++++ Provided records
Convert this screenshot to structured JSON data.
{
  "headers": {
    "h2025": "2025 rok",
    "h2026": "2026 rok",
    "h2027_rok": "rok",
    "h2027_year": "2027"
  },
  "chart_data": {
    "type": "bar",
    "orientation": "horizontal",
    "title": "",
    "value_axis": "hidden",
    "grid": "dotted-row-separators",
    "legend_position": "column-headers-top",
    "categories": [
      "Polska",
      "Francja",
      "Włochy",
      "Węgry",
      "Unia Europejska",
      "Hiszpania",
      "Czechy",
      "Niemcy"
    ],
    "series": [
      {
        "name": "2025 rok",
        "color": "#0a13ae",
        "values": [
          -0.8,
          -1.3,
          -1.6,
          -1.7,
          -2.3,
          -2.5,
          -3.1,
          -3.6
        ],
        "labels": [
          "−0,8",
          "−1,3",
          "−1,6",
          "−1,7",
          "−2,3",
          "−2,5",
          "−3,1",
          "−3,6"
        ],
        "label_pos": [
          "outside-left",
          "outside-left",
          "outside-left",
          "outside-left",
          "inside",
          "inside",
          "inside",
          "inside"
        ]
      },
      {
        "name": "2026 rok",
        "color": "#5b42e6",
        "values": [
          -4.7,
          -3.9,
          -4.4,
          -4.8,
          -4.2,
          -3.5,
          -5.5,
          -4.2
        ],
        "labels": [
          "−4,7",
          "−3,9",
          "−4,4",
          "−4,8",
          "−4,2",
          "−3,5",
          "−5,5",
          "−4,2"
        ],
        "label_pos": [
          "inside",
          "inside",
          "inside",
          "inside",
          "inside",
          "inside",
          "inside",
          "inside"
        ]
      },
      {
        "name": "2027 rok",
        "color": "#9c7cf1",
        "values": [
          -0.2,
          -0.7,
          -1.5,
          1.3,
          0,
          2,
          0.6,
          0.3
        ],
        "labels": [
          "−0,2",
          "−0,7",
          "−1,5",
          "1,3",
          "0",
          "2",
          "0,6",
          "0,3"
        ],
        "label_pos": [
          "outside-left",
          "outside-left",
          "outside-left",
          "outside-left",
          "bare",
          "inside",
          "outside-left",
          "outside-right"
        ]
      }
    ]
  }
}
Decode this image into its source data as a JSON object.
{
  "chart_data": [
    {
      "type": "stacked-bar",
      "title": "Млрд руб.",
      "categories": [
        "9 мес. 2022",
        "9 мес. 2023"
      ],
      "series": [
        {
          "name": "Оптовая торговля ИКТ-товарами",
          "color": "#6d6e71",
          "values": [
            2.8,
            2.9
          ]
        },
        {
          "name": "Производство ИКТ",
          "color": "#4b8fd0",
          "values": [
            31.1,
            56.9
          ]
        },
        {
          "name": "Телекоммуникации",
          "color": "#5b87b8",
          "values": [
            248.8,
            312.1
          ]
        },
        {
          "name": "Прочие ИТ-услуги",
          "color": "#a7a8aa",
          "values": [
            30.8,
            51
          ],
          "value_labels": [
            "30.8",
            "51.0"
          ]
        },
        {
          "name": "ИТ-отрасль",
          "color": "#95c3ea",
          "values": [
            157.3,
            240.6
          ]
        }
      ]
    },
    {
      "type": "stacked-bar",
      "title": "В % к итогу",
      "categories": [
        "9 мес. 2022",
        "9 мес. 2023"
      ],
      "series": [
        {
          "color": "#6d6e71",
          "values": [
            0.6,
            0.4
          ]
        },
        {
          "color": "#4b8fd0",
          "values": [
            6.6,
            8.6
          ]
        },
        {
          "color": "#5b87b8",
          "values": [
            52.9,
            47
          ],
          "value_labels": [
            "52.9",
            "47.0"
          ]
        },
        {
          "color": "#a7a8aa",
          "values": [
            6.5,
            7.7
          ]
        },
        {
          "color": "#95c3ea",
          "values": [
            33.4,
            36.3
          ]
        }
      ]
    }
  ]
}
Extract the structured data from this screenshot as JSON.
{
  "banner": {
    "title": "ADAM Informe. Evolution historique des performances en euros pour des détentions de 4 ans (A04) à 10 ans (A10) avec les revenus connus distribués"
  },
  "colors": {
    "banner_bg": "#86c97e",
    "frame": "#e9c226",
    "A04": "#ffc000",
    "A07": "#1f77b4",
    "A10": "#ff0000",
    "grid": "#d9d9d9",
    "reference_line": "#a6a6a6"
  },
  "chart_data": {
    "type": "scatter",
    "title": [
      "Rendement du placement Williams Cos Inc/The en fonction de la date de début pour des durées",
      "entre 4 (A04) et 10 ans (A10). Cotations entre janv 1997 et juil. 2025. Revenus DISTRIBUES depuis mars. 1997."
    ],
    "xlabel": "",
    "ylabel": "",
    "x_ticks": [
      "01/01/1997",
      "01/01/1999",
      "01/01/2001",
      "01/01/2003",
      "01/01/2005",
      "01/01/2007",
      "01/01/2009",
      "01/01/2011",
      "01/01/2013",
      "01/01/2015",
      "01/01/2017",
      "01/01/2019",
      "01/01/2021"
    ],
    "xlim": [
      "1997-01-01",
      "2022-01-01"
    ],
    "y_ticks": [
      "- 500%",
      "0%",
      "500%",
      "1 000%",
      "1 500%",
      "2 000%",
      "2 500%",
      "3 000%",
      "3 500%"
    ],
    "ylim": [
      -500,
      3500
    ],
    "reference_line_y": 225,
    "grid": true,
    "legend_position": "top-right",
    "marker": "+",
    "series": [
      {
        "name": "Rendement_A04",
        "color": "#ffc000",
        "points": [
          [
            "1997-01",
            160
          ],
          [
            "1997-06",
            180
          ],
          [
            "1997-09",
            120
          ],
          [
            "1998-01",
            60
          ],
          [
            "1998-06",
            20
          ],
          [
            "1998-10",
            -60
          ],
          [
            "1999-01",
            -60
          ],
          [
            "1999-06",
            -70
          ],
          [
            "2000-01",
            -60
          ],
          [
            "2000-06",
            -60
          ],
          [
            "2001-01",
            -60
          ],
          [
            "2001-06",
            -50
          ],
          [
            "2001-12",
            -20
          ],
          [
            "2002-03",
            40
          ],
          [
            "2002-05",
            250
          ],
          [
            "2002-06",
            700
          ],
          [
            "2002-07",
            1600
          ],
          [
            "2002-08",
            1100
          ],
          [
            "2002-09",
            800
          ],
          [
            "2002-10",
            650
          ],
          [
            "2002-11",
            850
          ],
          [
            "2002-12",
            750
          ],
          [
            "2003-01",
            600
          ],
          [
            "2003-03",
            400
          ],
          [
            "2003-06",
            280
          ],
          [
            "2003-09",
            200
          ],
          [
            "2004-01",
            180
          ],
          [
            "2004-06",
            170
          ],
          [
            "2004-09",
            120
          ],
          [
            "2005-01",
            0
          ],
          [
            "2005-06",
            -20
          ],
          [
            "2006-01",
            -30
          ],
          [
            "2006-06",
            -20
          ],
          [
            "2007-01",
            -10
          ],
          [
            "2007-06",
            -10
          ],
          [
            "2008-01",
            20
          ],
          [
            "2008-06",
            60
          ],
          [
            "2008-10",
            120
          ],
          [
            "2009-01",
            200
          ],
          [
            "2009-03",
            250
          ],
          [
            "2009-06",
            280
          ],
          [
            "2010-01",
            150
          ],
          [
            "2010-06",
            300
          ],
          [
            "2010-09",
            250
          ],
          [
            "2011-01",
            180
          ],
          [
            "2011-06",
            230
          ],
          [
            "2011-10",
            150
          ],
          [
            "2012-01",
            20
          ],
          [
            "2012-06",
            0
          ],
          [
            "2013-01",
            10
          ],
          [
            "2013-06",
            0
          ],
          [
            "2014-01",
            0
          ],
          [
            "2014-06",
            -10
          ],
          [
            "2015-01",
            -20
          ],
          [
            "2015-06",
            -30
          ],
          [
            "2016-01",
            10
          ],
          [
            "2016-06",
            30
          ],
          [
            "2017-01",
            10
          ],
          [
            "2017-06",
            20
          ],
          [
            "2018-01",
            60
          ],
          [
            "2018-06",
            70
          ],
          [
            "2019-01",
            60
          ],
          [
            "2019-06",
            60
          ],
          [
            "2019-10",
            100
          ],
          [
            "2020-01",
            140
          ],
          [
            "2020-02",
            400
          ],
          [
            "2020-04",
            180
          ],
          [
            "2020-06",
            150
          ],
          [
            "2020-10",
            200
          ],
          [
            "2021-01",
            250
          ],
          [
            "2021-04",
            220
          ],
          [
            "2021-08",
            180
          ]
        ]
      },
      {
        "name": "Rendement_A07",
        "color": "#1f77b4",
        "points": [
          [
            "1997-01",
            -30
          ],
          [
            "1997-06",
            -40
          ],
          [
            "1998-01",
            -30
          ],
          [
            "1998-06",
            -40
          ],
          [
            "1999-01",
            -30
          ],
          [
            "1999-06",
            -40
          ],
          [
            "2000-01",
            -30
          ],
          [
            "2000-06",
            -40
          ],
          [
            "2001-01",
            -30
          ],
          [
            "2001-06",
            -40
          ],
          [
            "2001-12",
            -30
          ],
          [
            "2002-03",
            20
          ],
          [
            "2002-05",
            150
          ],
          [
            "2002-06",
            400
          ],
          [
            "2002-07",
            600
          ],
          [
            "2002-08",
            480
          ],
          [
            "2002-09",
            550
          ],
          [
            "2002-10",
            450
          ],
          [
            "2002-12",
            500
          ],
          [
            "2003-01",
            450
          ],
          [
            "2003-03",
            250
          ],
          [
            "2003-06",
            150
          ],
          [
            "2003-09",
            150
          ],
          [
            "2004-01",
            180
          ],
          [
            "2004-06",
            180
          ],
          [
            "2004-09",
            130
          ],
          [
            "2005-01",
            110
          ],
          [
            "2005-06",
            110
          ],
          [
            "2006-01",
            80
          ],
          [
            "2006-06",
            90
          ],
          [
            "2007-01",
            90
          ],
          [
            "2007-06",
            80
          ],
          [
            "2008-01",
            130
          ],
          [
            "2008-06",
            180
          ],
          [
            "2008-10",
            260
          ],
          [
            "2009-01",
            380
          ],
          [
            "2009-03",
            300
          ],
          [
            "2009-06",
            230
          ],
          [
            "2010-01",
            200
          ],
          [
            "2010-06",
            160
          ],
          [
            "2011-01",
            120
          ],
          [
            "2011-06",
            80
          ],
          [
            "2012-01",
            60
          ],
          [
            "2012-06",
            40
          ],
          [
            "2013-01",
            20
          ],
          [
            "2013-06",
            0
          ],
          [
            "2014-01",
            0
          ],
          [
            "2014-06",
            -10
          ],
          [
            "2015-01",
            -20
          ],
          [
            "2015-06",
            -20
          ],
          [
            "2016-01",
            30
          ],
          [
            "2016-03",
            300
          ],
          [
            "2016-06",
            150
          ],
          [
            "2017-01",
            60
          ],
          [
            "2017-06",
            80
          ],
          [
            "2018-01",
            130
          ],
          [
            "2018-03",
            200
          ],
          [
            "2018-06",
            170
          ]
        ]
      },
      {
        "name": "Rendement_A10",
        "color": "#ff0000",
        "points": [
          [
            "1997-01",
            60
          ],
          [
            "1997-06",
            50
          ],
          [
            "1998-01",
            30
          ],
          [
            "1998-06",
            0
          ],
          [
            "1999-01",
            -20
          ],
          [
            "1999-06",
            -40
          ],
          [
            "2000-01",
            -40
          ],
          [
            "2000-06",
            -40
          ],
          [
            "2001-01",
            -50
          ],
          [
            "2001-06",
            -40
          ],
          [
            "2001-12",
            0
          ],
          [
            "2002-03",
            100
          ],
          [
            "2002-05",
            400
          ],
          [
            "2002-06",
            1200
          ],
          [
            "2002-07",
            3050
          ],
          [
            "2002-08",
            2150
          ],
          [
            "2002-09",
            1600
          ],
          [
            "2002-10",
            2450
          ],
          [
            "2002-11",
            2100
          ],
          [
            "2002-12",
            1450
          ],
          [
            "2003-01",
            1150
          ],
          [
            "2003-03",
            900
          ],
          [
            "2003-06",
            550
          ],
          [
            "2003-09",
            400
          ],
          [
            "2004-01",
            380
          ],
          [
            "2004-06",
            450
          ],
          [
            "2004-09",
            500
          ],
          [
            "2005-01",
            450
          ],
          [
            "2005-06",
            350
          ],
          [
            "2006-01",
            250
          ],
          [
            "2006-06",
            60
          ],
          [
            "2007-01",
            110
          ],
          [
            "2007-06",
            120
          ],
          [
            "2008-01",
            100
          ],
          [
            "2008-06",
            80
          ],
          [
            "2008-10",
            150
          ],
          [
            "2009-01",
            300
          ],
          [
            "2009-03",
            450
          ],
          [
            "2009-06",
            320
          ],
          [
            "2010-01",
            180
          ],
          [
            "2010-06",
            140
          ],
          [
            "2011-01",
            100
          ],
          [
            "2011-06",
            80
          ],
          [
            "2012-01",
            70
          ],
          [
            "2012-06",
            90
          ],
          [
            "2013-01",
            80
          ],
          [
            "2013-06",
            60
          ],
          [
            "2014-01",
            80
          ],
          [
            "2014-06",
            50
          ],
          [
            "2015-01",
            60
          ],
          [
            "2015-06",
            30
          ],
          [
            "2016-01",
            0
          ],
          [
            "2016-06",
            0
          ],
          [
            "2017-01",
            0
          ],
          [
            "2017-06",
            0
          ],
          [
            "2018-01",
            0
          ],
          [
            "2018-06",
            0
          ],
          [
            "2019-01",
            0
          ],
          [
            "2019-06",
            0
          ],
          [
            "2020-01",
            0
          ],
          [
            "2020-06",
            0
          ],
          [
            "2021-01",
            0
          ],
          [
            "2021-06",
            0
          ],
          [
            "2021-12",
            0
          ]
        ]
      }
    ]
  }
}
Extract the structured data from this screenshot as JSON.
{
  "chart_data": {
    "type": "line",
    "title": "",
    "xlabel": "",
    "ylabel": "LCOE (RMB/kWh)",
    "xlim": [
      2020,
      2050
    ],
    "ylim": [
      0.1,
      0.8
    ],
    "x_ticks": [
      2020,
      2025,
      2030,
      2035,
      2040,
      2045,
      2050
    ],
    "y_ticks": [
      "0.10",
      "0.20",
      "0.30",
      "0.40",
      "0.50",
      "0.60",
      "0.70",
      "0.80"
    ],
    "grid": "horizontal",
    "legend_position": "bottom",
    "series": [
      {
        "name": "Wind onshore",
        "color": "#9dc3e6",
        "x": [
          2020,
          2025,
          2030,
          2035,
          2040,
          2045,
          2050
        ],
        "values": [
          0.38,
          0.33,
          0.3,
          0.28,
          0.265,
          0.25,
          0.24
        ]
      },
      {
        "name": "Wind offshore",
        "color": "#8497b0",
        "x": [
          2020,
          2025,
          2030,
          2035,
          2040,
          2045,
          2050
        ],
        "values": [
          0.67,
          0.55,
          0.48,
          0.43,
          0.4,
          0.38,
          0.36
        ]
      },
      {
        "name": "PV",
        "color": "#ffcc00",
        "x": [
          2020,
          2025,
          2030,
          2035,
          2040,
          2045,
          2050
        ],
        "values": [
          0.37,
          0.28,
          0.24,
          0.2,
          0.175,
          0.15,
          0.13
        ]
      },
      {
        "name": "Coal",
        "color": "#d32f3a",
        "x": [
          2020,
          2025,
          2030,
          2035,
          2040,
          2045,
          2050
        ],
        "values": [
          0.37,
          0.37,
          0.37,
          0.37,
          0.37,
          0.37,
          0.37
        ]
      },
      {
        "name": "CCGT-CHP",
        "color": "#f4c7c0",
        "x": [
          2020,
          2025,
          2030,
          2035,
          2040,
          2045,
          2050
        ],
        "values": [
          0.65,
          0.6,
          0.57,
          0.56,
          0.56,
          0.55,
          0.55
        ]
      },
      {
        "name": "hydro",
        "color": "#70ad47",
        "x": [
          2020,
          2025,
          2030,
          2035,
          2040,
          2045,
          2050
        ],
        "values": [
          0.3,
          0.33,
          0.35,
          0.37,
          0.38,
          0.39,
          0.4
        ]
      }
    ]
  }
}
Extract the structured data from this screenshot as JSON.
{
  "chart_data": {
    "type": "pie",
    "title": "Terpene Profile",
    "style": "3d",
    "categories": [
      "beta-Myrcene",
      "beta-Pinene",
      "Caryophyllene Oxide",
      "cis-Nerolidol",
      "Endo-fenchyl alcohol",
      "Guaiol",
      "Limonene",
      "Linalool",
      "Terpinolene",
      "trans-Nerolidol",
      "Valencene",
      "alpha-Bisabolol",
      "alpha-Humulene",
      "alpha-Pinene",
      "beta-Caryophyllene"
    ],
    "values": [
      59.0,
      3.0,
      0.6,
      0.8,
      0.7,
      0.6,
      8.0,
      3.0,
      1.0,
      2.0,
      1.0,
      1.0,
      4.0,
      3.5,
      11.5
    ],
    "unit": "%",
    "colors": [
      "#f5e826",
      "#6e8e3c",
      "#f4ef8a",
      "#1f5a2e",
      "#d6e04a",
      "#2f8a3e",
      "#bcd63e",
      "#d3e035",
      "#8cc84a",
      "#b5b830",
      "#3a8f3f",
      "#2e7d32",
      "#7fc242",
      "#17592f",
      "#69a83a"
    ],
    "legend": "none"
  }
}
++++++++
What is needed:
Locate the lines above that hold the word "type". Show every one of them.

Correct result:
    "type": "bar",
      "type": "stacked-bar",
      "type": "stacked-bar",
    "type": "scatter",
    "type": "line",
    "type": "pie",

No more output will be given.